Reply with nothing except the number of lines that contain the word "months".

◆ SOURCE DATA:
══════════

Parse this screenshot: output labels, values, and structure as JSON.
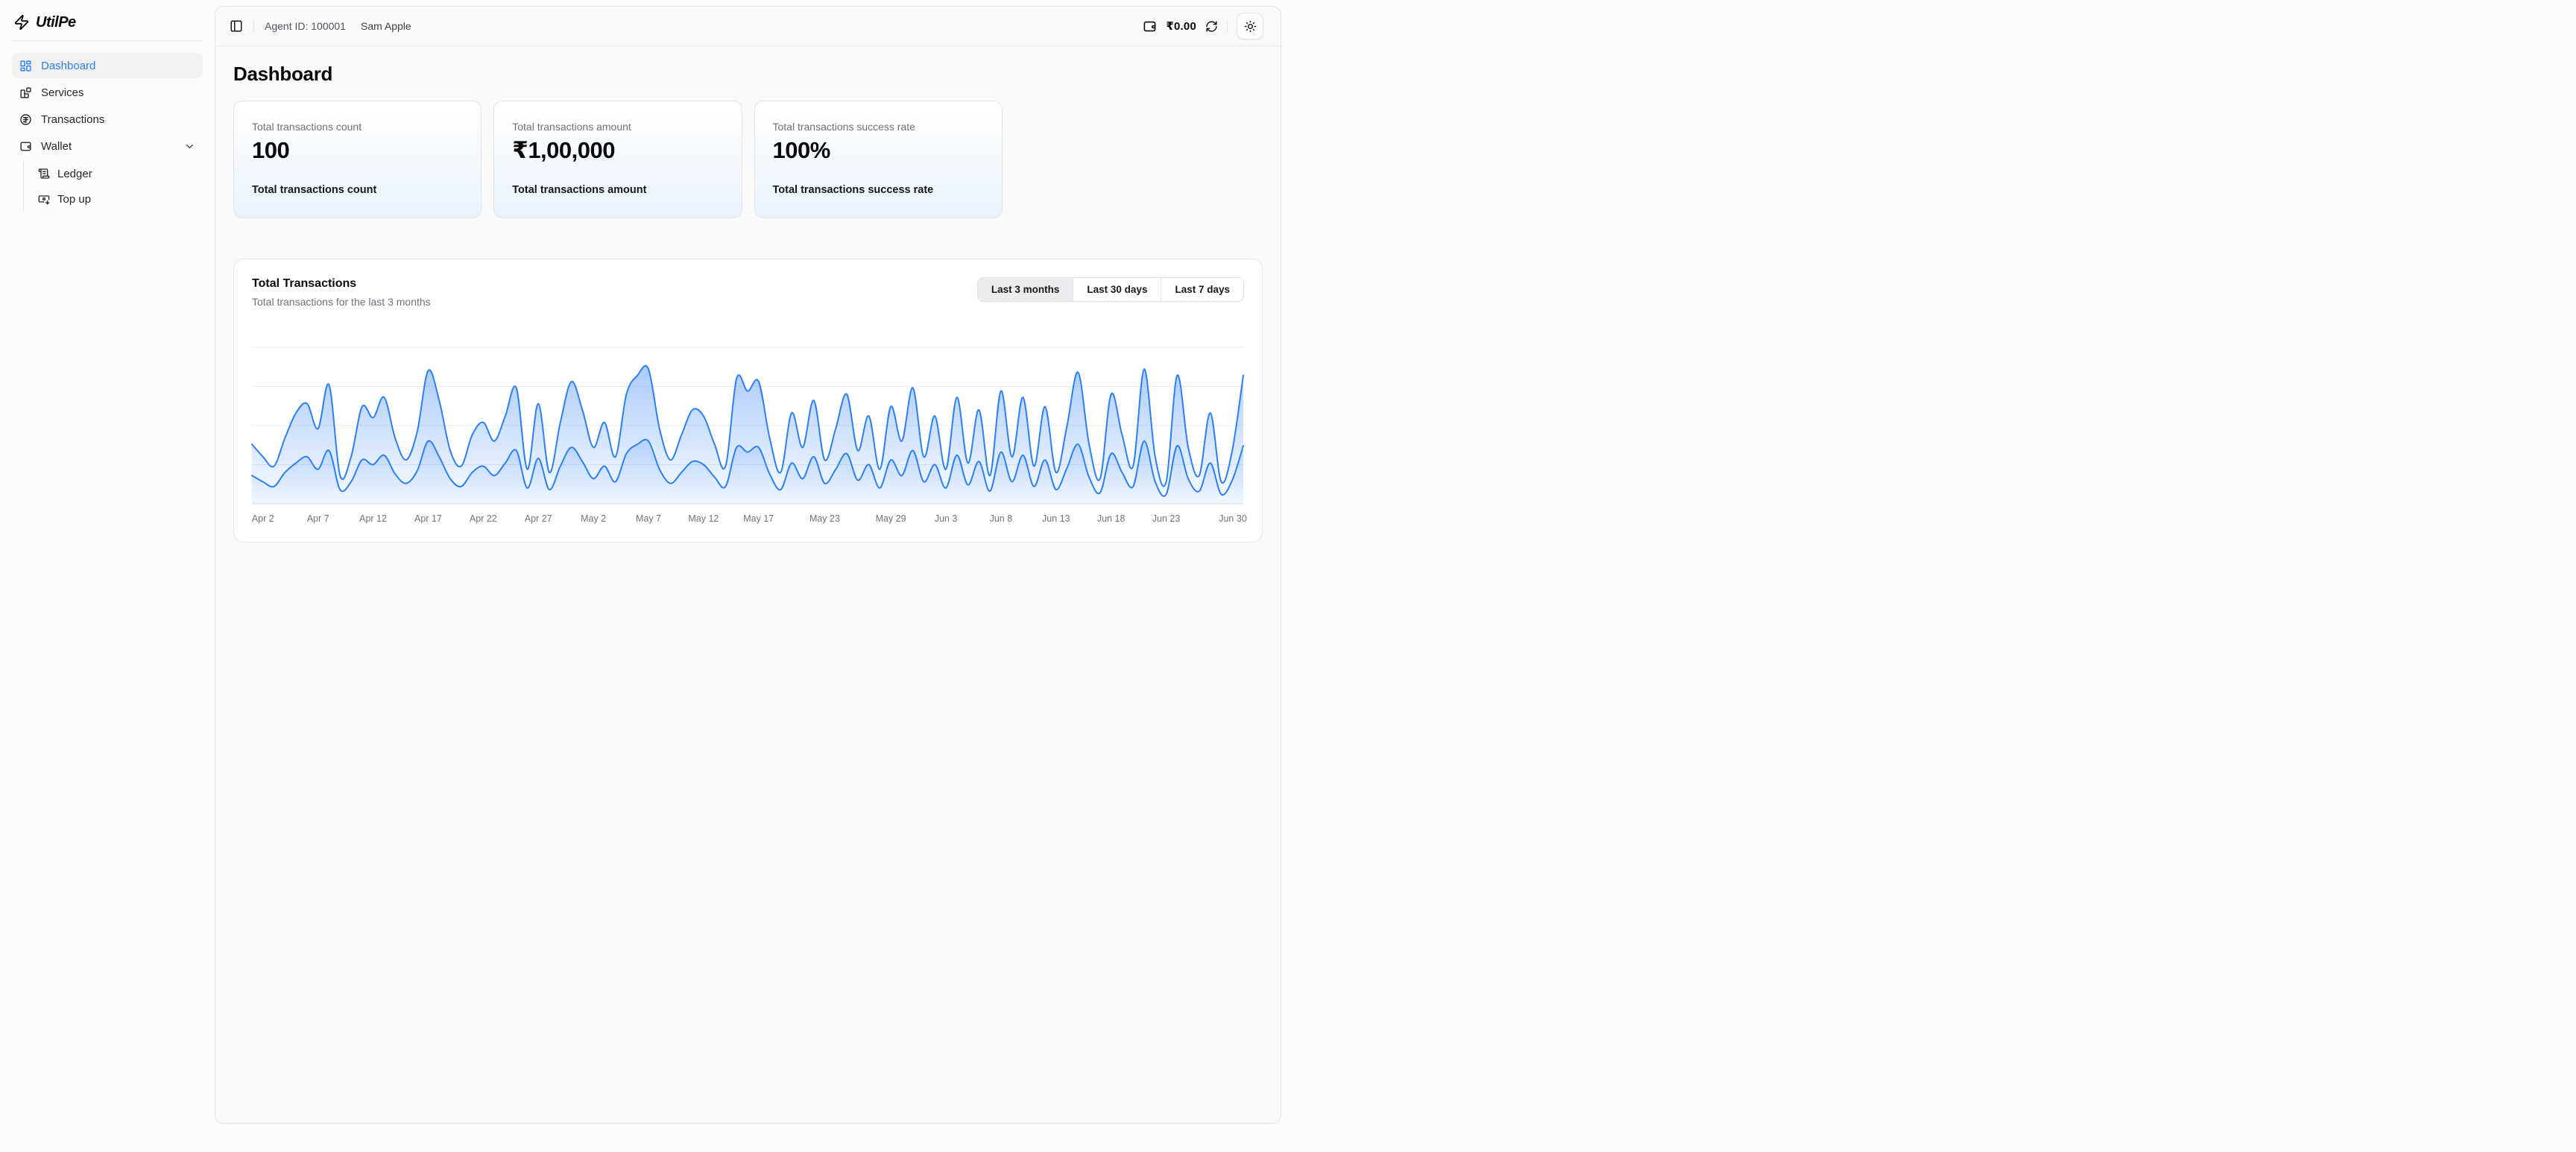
{
  "brand": {
    "name": "UtilPe"
  },
  "sidebar": {
    "items": [
      {
        "label": "Dashboard",
        "icon": "layout-dashboard-icon",
        "active": true
      },
      {
        "label": "Services",
        "icon": "blocks-icon",
        "active": false
      },
      {
        "label": "Transactions",
        "icon": "badge-indian-rupee-icon",
        "active": false
      },
      {
        "label": "Wallet",
        "icon": "wallet-icon",
        "active": false,
        "expanded": true
      }
    ],
    "wallet_children": [
      {
        "label": "Ledger",
        "icon": "scroll-text-icon"
      },
      {
        "label": "Top up",
        "icon": "banknote-arrow-down-icon"
      }
    ]
  },
  "header": {
    "agent_id": "Agent ID: 100001",
    "user_name": "Sam Apple",
    "wallet_balance": "₹0.00"
  },
  "page": {
    "title": "Dashboard"
  },
  "stats": [
    {
      "label": "Total transactions count",
      "value": "100",
      "footer": "Total transactions count"
    },
    {
      "label": "Total transactions amount",
      "value": "₹1,00,000",
      "footer": "Total transactions amount"
    },
    {
      "label": "Total transactions success rate",
      "value": "100%",
      "footer": "Total transactions success rate"
    }
  ],
  "chart_card": {
    "title": "Total Transactions",
    "subtitle": "Total transactions for the last 3 months",
    "ranges": [
      {
        "label": "Last 3 months",
        "active": true
      },
      {
        "label": "Last 30 days",
        "active": false
      },
      {
        "label": "Last 7 days",
        "active": false
      }
    ]
  },
  "chart_data": {
    "type": "area",
    "x_start": "Apr 1",
    "x_end": "Jun 30",
    "x_unit": "day",
    "grid": true,
    "legend": "none",
    "ylim": [
      0,
      105
    ],
    "stroke_color": "#2b80f6",
    "fill_color": "#3b86f8",
    "ticks": [
      {
        "i": 1,
        "label": "Apr 2"
      },
      {
        "i": 6,
        "label": "Apr 7"
      },
      {
        "i": 11,
        "label": "Apr 12"
      },
      {
        "i": 16,
        "label": "Apr 17"
      },
      {
        "i": 21,
        "label": "Apr 22"
      },
      {
        "i": 26,
        "label": "Apr 27"
      },
      {
        "i": 31,
        "label": "May 2"
      },
      {
        "i": 36,
        "label": "May 7"
      },
      {
        "i": 41,
        "label": "May 12"
      },
      {
        "i": 46,
        "label": "May 17"
      },
      {
        "i": 52,
        "label": "May 23"
      },
      {
        "i": 58,
        "label": "May 29"
      },
      {
        "i": 63,
        "label": "Jun 3"
      },
      {
        "i": 68,
        "label": "Jun 8"
      },
      {
        "i": 73,
        "label": "Jun 13"
      },
      {
        "i": 78,
        "label": "Jun 18"
      },
      {
        "i": 83,
        "label": "Jun 23"
      },
      {
        "i": 90,
        "label": "Jun 30"
      }
    ],
    "series": [
      {
        "name": "series_1",
        "values": [
          38,
          30,
          24,
          42,
          58,
          64,
          48,
          76,
          18,
          30,
          62,
          55,
          68,
          42,
          28,
          46,
          85,
          66,
          34,
          24,
          44,
          52,
          40,
          56,
          74,
          22,
          64,
          20,
          52,
          78,
          60,
          36,
          52,
          30,
          70,
          82,
          86,
          48,
          28,
          44,
          60,
          56,
          38,
          24,
          80,
          72,
          78,
          42,
          20,
          58,
          36,
          66,
          28,
          48,
          70,
          34,
          56,
          22,
          62,
          40,
          74,
          30,
          56,
          22,
          68,
          26,
          60,
          18,
          72,
          30,
          68,
          24,
          62,
          20,
          50,
          84,
          38,
          16,
          70,
          44,
          24,
          86,
          30,
          14,
          82,
          36,
          18,
          58,
          14,
          34,
          82
        ]
      },
      {
        "name": "series_2",
        "values": [
          18,
          14,
          11,
          20,
          26,
          30,
          22,
          34,
          9,
          14,
          28,
          25,
          31,
          19,
          13,
          21,
          40,
          30,
          16,
          11,
          20,
          24,
          18,
          26,
          34,
          10,
          29,
          9,
          24,
          36,
          27,
          16,
          24,
          14,
          32,
          38,
          40,
          22,
          13,
          20,
          27,
          25,
          17,
          11,
          36,
          33,
          36,
          19,
          9,
          26,
          16,
          30,
          13,
          22,
          32,
          15,
          25,
          10,
          28,
          18,
          34,
          14,
          25,
          10,
          31,
          12,
          27,
          8,
          33,
          14,
          31,
          11,
          28,
          9,
          23,
          38,
          17,
          7,
          32,
          20,
          11,
          40,
          14,
          6,
          37,
          16,
          8,
          26,
          6,
          15,
          37
        ]
      }
    ]
  }
}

══════════

◆ COMPLETE RESPONSE:
2